::: Source data :::

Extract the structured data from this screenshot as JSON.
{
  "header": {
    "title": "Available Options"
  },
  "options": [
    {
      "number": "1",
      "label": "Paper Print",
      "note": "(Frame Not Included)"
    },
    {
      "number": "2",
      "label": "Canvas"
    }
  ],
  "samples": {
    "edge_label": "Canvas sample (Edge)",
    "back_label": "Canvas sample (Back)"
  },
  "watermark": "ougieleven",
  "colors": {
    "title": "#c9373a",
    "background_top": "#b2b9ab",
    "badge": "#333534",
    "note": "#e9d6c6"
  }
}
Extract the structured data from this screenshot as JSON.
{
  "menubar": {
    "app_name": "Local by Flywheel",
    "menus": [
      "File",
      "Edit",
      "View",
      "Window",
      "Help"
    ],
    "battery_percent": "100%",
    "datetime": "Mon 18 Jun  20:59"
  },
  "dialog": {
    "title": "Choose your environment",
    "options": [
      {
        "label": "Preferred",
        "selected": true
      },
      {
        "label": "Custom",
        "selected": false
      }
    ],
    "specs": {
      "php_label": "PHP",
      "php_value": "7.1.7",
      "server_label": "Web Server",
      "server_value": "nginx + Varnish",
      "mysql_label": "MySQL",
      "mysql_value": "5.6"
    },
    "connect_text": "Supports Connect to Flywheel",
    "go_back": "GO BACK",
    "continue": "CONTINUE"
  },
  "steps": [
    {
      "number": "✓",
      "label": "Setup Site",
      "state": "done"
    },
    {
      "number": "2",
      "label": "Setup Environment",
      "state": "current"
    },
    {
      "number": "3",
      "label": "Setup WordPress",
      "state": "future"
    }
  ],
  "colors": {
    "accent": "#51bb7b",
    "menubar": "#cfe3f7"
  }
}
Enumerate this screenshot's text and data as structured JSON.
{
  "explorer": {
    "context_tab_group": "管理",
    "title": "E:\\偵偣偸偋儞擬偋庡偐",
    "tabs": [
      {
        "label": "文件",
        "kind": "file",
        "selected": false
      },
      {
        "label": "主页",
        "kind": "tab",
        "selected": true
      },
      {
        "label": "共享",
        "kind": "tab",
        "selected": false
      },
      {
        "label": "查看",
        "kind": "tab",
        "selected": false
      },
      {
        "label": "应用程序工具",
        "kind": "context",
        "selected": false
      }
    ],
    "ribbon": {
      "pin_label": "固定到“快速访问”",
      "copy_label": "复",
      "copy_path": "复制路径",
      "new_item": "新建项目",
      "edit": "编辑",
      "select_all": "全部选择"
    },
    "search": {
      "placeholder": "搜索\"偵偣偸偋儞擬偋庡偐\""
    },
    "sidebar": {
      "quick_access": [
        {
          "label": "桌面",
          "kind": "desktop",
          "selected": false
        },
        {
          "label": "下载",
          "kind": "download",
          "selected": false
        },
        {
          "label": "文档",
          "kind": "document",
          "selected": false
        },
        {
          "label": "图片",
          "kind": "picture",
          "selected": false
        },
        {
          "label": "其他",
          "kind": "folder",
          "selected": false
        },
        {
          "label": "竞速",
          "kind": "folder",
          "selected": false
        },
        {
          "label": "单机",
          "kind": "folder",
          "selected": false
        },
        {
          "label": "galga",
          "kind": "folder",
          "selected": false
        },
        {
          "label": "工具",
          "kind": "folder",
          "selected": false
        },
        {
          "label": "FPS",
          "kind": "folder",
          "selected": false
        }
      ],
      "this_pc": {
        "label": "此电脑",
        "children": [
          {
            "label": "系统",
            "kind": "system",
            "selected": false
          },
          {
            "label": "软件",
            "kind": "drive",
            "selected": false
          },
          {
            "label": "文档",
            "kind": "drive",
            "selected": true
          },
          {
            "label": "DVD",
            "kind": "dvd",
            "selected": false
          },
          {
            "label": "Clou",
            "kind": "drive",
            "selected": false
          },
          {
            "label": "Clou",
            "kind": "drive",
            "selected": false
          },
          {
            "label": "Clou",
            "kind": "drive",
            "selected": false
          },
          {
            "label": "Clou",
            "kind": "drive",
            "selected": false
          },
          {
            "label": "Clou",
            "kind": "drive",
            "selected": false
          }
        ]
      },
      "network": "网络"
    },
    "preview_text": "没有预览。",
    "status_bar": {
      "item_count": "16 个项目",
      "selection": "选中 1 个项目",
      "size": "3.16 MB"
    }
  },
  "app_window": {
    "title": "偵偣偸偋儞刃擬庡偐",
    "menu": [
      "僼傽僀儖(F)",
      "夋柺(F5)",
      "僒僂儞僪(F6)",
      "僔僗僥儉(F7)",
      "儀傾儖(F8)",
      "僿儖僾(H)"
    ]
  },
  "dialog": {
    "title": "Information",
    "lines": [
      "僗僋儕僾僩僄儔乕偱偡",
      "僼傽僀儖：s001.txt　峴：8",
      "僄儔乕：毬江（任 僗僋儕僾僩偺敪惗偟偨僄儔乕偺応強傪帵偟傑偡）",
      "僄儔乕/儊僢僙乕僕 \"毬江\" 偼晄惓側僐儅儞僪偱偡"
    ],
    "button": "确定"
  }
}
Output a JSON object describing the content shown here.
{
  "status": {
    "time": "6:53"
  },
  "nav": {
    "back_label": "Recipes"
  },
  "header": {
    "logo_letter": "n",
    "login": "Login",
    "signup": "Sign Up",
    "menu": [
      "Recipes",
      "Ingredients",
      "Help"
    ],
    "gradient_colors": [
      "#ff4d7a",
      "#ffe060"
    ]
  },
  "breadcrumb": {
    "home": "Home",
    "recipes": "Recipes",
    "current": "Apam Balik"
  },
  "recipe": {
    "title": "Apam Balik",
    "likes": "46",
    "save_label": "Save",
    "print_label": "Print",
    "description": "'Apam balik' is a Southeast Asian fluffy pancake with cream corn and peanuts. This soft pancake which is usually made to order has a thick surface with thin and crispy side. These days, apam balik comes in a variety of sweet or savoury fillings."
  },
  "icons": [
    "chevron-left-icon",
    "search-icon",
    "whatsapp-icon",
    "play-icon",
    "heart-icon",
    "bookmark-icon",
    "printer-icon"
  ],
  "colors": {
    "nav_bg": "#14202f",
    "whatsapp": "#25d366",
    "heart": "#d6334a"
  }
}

:::

Write the data back out verbatim.

▶ _Correct result_
Extract the structured data from this screenshot as JSON.
{
  "header": {
    "title": "Available Options"
  },
  "options": [
    {
      "number": "1",
      "label": "Paper Print",
      "note": "(Frame Not Included)"
    },
    {
      "number": "2",
      "label": "Canvas"
    }
  ],
  "samples": {
    "edge_label": "Canvas sample (Edge)",
    "back_label": "Canvas sample (Back)"
  },
  "watermark": "ougieleven",
  "colors": {
    "title": "#c9373a",
    "background_top": "#b2b9ab",
    "badge": "#333534",
    "note": "#e9d6c6"
  }
}
Extract the structured data from this screenshot as JSON.
{
  "menubar": {
    "app_name": "Local by Flywheel",
    "menus": [
      "File",
      "Edit",
      "View",
      "Window",
      "Help"
    ],
    "battery_percent": "100%",
    "datetime": "Mon 18 Jun  20:59"
  },
  "dialog": {
    "title": "Choose your environment",
    "options": [
      {
        "label": "Preferred",
        "selected": true
      },
      {
        "label": "Custom",
        "selected": false
      }
    ],
    "specs": {
      "php_label": "PHP",
      "php_value": "7.1.7",
      "server_label": "Web Server",
      "server_value": "nginx + Varnish",
      "mysql_label": "MySQL",
      "mysql_value": "5.6"
    },
    "connect_text": "Supports Connect to Flywheel",
    "go_back": "GO BACK",
    "continue": "CONTINUE"
  },
  "steps": [
    {
      "number": "✓",
      "label": "Setup Site",
      "state": "done"
    },
    {
      "number": "2",
      "label": "Setup Environment",
      "state": "current"
    },
    {
      "number": "3",
      "label": "Setup WordPress",
      "state": "future"
    }
  ],
  "colors": {
    "accent": "#51bb7b",
    "menubar": "#cfe3f7"
  }
}
Enumerate this screenshot's text and data as structured JSON.
{
  "explorer": {
    "context_tab_group": "管理",
    "title": "E:\\偵偣偸偋儞擬偋庡偐",
    "tabs": [
      {
        "label": "文件",
        "kind": "file",
        "selected": false
      },
      {
        "label": "主页",
        "kind": "tab",
        "selected": true
      },
      {
        "label": "共享",
        "kind": "tab",
        "selected": false
      },
      {
        "label": "查看",
        "kind": "tab",
        "selected": false
      },
      {
        "label": "应用程序工具",
        "kind": "context",
        "selected": false
      }
    ],
    "ribbon": {
      "pin_label": "固定到“快速访问”",
      "copy_label": "复",
      "copy_path": "复制路径",
      "new_item": "新建项目",
      "edit": "编辑",
      "select_all": "全部选择"
    },
    "search": {
      "placeholder": "搜索\"偵偣偸偋儞擬偋庡偐\""
    },
    "sidebar": {
      "quick_access": [
        {
          "label": "桌面",
          "kind": "desktop",
          "selected": false
        },
        {
          "label": "下载",
          "kind": "download",
          "selected": false
        },
        {
          "label": "文档",
          "kind": "document",
          "selected": false
        },
        {
          "label": "图片",
          "kind": "picture",
          "selected": false
        },
        {
          "label": "其他",
          "kind": "folder",
          "selected": false
        },
        {
          "label": "竞速",
          "kind": "folder",
          "selected": false
        },
        {
          "label": "单机",
          "kind": "folder",
          "selected": false
        },
        {
          "label": "galga",
          "kind": "folder",
          "selected": false
        },
        {
          "label": "工具",
          "kind": "folder",
          "selected": false
        },
        {
          "label": "FPS",
          "kind": "folder",
          "selected": false
        }
      ],
      "this_pc": {
        "label": "此电脑",
        "children": [
          {
            "label": "系统",
            "kind": "system",
            "selected": false
          },
          {
            "label": "软件",
            "kind": "drive",
            "selected": false
          },
          {
            "label": "文档",
            "kind": "drive",
            "selected": true
          },
          {
            "label": "DVD",
            "kind": "dvd",
            "selected": false
          },
          {
            "label": "Clou",
            "kind": "drive",
            "selected": false
          },
          {
            "label": "Clou",
            "kind": "drive",
            "selected": false
          },
          {
            "label": "Clou",
            "kind": "drive",
            "selected": false
          },
          {
            "label": "Clou",
            "kind": "drive",
            "selected": false
          },
          {
            "label": "Clou",
            "kind": "drive",
            "selected": false
          }
        ]
      },
      "network": "网络"
    },
    "preview_text": "没有预览。",
    "status_bar": {
      "item_count": "16 个项目",
      "selection": "选中 1 个项目",
      "size": "3.16 MB"
    }
  },
  "app_window": {
    "title": "偵偣偸偋儞刃擬庡偐",
    "menu": [
      "僼傽僀儖(F)",
      "夋柺(F5)",
      "僒僂儞僪(F6)",
      "僔僗僥儉(F7)",
      "儀傾儖(F8)",
      "僿儖僾(H)"
    ]
  },
  "dialog": {
    "title": "Information",
    "lines": [
      "僗僋儕僾僩僄儔乕偱偡",
      "僼傽僀儖：s001.txt　峴：8",
      "僄儔乕：毬江（任 僗僋儕僾僩偺敪惗偟偨僄儔乕偺応強傪帵偟傑偡）",
      "僄儔乕/儊僢僙乕僕 \"毬江\" 偼晄惓側僐儅儞僪偱偡"
    ],
    "button": "确定"
  }
}
Output a JSON object describing the content shown here.
{
  "status": {
    "time": "6:53"
  },
  "nav": {
    "back_label": "Recipes"
  },
  "header": {
    "logo_letter": "n",
    "login": "Login",
    "signup": "Sign Up",
    "menu": [
      "Recipes",
      "Ingredients",
      "Help"
    ],
    "gradient_colors": [
      "#ff4d7a",
      "#ffe060"
    ]
  },
  "breadcrumb": {
    "home": "Home",
    "recipes": "Recipes",
    "current": "Apam Balik"
  },
  "recipe": {
    "title": "Apam Balik",
    "likes": "46",
    "save_label": "Save",
    "print_label": "Print",
    "description": "'Apam balik' is a Southeast Asian fluffy pancake with cream corn and peanuts. This soft pancake which is usually made to order has a thick surface with thin and crispy side. These days, apam balik comes in a variety of sweet or savoury fillings."
  },
  "icons": [
    "chevron-left-icon",
    "search-icon",
    "whatsapp-icon",
    "play-icon",
    "heart-icon",
    "bookmark-icon",
    "printer-icon"
  ],
  "colors": {
    "nav_bg": "#14202f",
    "whatsapp": "#25d366",
    "heart": "#d6334a"
  }
}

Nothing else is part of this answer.